_PROBLEM REQUIREMENTS_
Write out all of the data exactly as it appears.

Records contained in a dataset
▶
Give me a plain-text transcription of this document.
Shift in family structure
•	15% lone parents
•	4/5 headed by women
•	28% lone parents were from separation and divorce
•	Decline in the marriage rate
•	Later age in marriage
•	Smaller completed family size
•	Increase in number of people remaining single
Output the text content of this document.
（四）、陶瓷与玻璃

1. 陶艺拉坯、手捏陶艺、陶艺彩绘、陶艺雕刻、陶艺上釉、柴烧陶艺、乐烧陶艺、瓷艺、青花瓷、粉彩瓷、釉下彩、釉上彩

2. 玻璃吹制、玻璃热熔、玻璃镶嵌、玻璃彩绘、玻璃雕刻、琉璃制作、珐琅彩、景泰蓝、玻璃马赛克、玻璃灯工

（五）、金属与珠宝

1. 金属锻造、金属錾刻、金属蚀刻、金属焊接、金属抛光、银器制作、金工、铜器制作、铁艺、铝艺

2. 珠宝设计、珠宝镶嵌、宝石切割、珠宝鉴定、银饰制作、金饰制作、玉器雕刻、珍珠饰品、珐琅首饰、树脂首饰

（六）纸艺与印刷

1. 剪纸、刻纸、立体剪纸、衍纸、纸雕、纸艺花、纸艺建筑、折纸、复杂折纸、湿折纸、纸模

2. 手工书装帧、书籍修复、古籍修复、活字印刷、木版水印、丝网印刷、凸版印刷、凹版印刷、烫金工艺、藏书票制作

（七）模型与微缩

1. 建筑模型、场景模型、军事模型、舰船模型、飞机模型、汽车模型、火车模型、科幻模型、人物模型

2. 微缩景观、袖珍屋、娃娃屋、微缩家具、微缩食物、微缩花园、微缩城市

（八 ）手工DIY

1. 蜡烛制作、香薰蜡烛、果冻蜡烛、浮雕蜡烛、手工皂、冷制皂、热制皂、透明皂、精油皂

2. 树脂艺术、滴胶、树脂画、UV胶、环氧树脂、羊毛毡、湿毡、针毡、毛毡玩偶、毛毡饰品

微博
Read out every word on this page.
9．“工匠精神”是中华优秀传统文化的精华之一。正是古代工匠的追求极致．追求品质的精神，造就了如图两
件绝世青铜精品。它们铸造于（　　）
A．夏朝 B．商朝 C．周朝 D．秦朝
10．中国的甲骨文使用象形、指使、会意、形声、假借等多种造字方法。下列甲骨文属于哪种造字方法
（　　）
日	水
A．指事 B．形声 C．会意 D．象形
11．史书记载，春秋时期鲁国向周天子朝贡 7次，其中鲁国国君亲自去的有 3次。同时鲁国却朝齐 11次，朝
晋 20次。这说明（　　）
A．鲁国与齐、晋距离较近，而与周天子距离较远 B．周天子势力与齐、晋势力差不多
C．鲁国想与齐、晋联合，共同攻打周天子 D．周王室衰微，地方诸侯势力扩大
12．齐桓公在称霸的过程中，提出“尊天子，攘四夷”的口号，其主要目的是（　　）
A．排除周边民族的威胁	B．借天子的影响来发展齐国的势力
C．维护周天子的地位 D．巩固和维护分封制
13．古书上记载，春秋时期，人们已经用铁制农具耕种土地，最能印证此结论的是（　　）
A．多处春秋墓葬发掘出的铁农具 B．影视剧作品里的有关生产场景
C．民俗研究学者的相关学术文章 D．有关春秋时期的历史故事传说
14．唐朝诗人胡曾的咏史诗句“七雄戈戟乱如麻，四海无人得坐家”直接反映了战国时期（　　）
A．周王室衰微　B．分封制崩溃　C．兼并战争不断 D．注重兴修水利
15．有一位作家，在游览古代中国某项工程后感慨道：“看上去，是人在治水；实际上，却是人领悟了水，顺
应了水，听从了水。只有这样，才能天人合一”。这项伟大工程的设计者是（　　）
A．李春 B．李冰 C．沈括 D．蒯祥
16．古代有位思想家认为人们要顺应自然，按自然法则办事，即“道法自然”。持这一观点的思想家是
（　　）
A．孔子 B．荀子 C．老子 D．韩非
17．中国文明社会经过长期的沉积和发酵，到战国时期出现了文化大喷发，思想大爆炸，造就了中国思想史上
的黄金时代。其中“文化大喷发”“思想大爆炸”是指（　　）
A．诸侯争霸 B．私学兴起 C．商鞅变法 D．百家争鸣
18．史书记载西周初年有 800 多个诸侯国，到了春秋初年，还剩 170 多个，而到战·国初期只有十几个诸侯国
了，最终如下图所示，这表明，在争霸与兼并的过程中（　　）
◀
_PROBLEM SOLUTION_
Give me a plain-text transcription of this document.
Shift in family structure
•	15% lone parents
•	4/5 headed by women
•	28% lone parents were from separation and divorce
•	Decline in the marriage rate
•	Later age in marriage
•	Smaller completed family size
•	Increase in number of people remaining single
Output the text content of this document.
（四）、陶瓷与玻璃

1. 陶艺拉坯、手捏陶艺、陶艺彩绘、陶艺雕刻、陶艺上釉、柴烧陶艺、乐烧陶艺、瓷艺、青花瓷、粉彩瓷、釉下彩、釉上彩

2. 玻璃吹制、玻璃热熔、玻璃镶嵌、玻璃彩绘、玻璃雕刻、琉璃制作、珐琅彩、景泰蓝、玻璃马赛克、玻璃灯工

（五）、金属与珠宝

1. 金属锻造、金属錾刻、金属蚀刻、金属焊接、金属抛光、银器制作、金工、铜器制作、铁艺、铝艺

2. 珠宝设计、珠宝镶嵌、宝石切割、珠宝鉴定、银饰制作、金饰制作、玉器雕刻、珍珠饰品、珐琅首饰、树脂首饰

（六）纸艺与印刷

1. 剪纸、刻纸、立体剪纸、衍纸、纸雕、纸艺花、纸艺建筑、折纸、复杂折纸、湿折纸、纸模

2. 手工书装帧、书籍修复、古籍修复、活字印刷、木版水印、丝网印刷、凸版印刷、凹版印刷、烫金工艺、藏书票制作

（七）模型与微缩

1. 建筑模型、场景模型、军事模型、舰船模型、飞机模型、汽车模型、火车模型、科幻模型、人物模型

2. 微缩景观、袖珍屋、娃娃屋、微缩家具、微缩食物、微缩花园、微缩城市

（八 ）手工DIY

1. 蜡烛制作、香薰蜡烛、果冻蜡烛、浮雕蜡烛、手工皂、冷制皂、热制皂、透明皂、精油皂

2. 树脂艺术、滴胶、树脂画、UV胶、环氧树脂、羊毛毡、湿毡、针毡、毛毡玩偶、毛毡饰品

微博
Read out every word on this page.
9．“工匠精神”是中华优秀传统文化的精华之一。正是古代工匠的追求极致．追求品质的精神，造就了如图两
件绝世青铜精品。它们铸造于（　　）
A．夏朝 B．商朝 C．周朝 D．秦朝
10．中国的甲骨文使用象形、指使、会意、形声、假借等多种造字方法。下列甲骨文属于哪种造字方法
（　　）
日	水
A．指事 B．形声 C．会意 D．象形
11．史书记载，春秋时期鲁国向周天子朝贡 7次，其中鲁国国君亲自去的有 3次。同时鲁国却朝齐 11次，朝
晋 20次。这说明（　　）
A．鲁国与齐、晋距离较近，而与周天子距离较远 B．周天子势力与齐、晋势力差不多
C．鲁国想与齐、晋联合，共同攻打周天子 D．周王室衰微，地方诸侯势力扩大
12．齐桓公在称霸的过程中，提出“尊天子，攘四夷”的口号，其主要目的是（　　）
A．排除周边民族的威胁	B．借天子的影响来发展齐国的势力
C．维护周天子的地位 D．巩固和维护分封制
13．古书上记载，春秋时期，人们已经用铁制农具耕种土地，最能印证此结论的是（　　）
A．多处春秋墓葬发掘出的铁农具 B．影视剧作品里的有关生产场景
C．民俗研究学者的相关学术文章 D．有关春秋时期的历史故事传说
14．唐朝诗人胡曾的咏史诗句“七雄戈戟乱如麻，四海无人得坐家”直接反映了战国时期（　　）
A．周王室衰微　B．分封制崩溃　C．兼并战争不断 D．注重兴修水利
15．有一位作家，在游览古代中国某项工程后感慨道：“看上去，是人在治水；实际上，却是人领悟了水，顺
应了水，听从了水。只有这样，才能天人合一”。这项伟大工程的设计者是（　　）
A．李春 B．李冰 C．沈括 D．蒯祥
16．古代有位思想家认为人们要顺应自然，按自然法则办事，即“道法自然”。持这一观点的思想家是
（　　）
A．孔子 B．荀子 C．老子 D．韩非
17．中国文明社会经过长期的沉积和发酵，到战国时期出现了文化大喷发，思想大爆炸，造就了中国思想史上
的黄金时代。其中“文化大喷发”“思想大爆炸”是指（　　）
A．诸侯争霸 B．私学兴起 C．商鞅变法 D．百家争鸣
18．史书记载西周初年有 800 多个诸侯国，到了春秋初年，还剩 170 多个，而到战·国初期只有十几个诸侯国
了，最终如下图所示，这表明，在争霸与兼并的过程中（　　）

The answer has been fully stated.